Because radiation exposure is a necessary component of an invasive EP study, it is reasonable to obtain a pregnancy test on all women of childbearing capacity on the morning of the procedure. (See 'Fluoroscopy' below.)

PREPARATION AND MONITORING — Invasive EP studies are typically performed in a dedicated EP laboratory [20]. In addition to the electrophysiologist, several other staff members are required. Intravenous conscious sedation is typically used to ensure patient comfort, although in some situations (ie, prolonged catheter ablation procedures) general anesthesia can be used. Standard electrocardiogram (ECG) leads are applied to the patient, as well as "hands-off" defibrillation pads. Arterial pressure may be monitored invasively or noninvasively, depending upon the complexity of the procedure. Oxygen saturation, as well as in some cases end-tidal CO₂, is monitored.

The following are considered part of the routine preparation and monitoring involved in invasive EP studies:

●Patients should be fasting after midnight on the day of the procedure, except for oral medications with sips of water.

●Patients should hold their normal cardiovascular medications, particularly medications which affect atrioventricular (AV) node conduction (ie, beta blockers, dihydropyridine calcium channel blockers, and digoxin) and antiarrhythmic medications (table 1). (See 'Preprocedural evaluation' above.)

●Standard cardiorespiratory monitoring should include blood pressure (noninvasively or via arterial monitoring), pulse, oxygen saturation, and cardiac telemetry.

●Defibrillation pads should be placed on the patient prior to beginning the procedure (figure 1).

• Listed records:
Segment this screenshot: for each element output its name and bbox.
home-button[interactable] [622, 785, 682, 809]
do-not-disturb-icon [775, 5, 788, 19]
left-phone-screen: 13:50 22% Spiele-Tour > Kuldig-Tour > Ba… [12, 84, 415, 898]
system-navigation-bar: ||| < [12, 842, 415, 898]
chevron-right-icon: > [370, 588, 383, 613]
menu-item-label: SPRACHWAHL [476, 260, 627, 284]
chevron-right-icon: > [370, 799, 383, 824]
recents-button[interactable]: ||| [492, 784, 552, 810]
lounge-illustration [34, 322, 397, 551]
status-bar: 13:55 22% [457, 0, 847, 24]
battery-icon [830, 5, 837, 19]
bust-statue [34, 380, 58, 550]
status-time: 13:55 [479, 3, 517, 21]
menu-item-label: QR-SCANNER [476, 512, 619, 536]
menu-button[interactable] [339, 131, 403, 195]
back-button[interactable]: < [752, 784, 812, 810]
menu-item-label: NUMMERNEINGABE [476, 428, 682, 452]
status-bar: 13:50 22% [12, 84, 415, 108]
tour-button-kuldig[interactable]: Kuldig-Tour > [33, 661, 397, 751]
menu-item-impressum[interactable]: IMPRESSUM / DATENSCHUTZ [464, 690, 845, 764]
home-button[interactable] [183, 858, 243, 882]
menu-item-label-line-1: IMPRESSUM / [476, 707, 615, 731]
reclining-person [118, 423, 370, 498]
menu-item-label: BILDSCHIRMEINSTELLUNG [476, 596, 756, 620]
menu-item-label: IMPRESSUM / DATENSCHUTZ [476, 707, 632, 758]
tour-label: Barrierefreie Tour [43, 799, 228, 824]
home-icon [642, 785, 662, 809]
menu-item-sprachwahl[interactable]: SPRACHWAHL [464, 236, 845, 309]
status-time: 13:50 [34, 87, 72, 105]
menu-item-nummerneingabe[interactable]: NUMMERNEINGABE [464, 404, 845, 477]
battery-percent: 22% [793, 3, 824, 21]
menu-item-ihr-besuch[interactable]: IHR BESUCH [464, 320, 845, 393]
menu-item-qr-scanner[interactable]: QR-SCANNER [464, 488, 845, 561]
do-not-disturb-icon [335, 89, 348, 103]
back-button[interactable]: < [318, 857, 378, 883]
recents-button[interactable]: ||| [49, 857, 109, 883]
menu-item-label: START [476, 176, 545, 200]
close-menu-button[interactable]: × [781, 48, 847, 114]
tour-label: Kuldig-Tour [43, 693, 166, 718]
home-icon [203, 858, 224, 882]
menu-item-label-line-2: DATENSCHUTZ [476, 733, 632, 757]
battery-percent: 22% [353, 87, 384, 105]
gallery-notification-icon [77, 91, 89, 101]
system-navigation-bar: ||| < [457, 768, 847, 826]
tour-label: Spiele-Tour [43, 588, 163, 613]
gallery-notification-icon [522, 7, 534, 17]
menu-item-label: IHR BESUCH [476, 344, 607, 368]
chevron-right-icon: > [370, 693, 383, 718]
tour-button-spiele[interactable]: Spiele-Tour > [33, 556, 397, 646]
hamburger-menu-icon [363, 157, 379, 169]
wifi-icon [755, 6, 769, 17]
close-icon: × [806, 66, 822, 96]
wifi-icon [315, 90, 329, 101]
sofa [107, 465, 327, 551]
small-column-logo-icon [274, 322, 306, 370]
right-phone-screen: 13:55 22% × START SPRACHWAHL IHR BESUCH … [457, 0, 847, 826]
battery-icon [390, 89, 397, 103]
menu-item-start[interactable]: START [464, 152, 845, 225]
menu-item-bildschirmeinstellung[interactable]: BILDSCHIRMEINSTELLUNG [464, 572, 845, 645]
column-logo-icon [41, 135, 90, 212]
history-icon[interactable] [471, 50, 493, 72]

• What you will do:
Transcribe the passage on invasive EP studies from "PREPARATION AND MONITORING — Invasive" up to and including "CO₂, is monitored.".

• The answer:
PREPARATION AND MONITORING — Invasive EP studies are typically performed in a dedicated EP laboratory [20]. In addition to the electrophysiologist, several other staff members are required. Intravenous conscious sedation is typically used to ensure patient comfort, although in some situations (ie, prolonged catheter ablation procedures) general anesthesia can be used. Standard electrocardiogram (ECG) leads are applied to the patient, as well as "hands-off" defibrillation pads. Arterial pressure may be monitored invasively or noninvasively, depending upon the complexity of the procedure. Oxygen saturation, as well as in some cases end-tidal CO₂, is monitored.